## Short problem
Without the pictures, copy all the entries below exactly.

## Records shown

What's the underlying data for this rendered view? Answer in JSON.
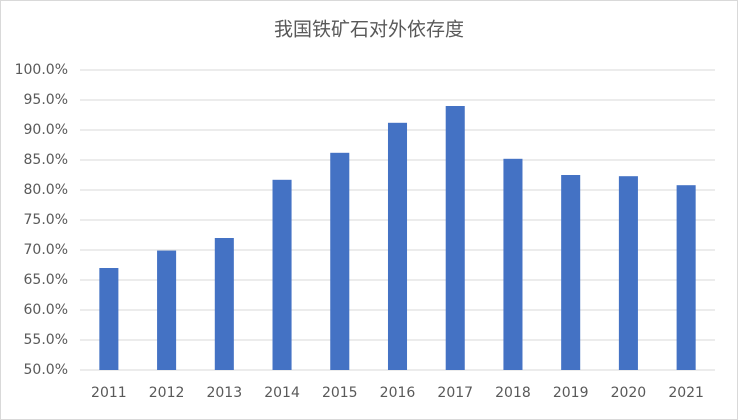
{
  "chart_data": {
    "type": "bar",
    "title": "我国铁矿石对外依存度",
    "categories": [
      "2011",
      "2012",
      "2013",
      "2014",
      "2015",
      "2016",
      "2017",
      "2018",
      "2019",
      "2020",
      "2021"
    ],
    "values": [
      67.0,
      69.9,
      72.0,
      81.7,
      86.2,
      91.2,
      94.0,
      85.2,
      82.5,
      82.3,
      80.8
    ],
    "color": "#4472c4",
    "ylim": [
      50,
      100
    ],
    "yticks": [
      {
        "value": 50,
        "label": "50.0%"
      },
      {
        "value": 55,
        "label": "55.0%"
      },
      {
        "value": 60,
        "label": "60.0%"
      },
      {
        "value": 65,
        "label": "65.0%"
      },
      {
        "value": 70,
        "label": "70.0%"
      },
      {
        "value": 75,
        "label": "75.0%"
      },
      {
        "value": 80,
        "label": "80.0%"
      },
      {
        "value": 85,
        "label": "85.0%"
      },
      {
        "value": 90,
        "label": "90.0%"
      },
      {
        "value": 95,
        "label": "95.0%"
      },
      {
        "value": 100,
        "label": "100.0%"
      }
    ],
    "grid": true
  }
}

## Response below
What's the underlying data for this rendered view? Answer in JSON.
{
  "chart_data": {
    "type": "bar",
    "title": "我国铁矿石对外依存度",
    "categories": [
      "2011",
      "2012",
      "2013",
      "2014",
      "2015",
      "2016",
      "2017",
      "2018",
      "2019",
      "2020",
      "2021"
    ],
    "values": [
      67.0,
      69.9,
      72.0,
      81.7,
      86.2,
      91.2,
      94.0,
      85.2,
      82.5,
      82.3,
      80.8
    ],
    "color": "#4472c4",
    "ylim": [
      50,
      100
    ],
    "yticks": [
      {
        "value": 50,
        "label": "50.0%"
      },
      {
        "value": 55,
        "label": "55.0%"
      },
      {
        "value": 60,
        "label": "60.0%"
      },
      {
        "value": 65,
        "label": "65.0%"
      },
      {
        "value": 70,
        "label": "70.0%"
      },
      {
        "value": 75,
        "label": "75.0%"
      },
      {
        "value": 80,
        "label": "80.0%"
      },
      {
        "value": 85,
        "label": "85.0%"
      },
      {
        "value": 90,
        "label": "90.0%"
      },
      {
        "value": 95,
        "label": "95.0%"
      },
      {
        "value": 100,
        "label": "100.0%"
      }
    ],
    "grid": true
  }
}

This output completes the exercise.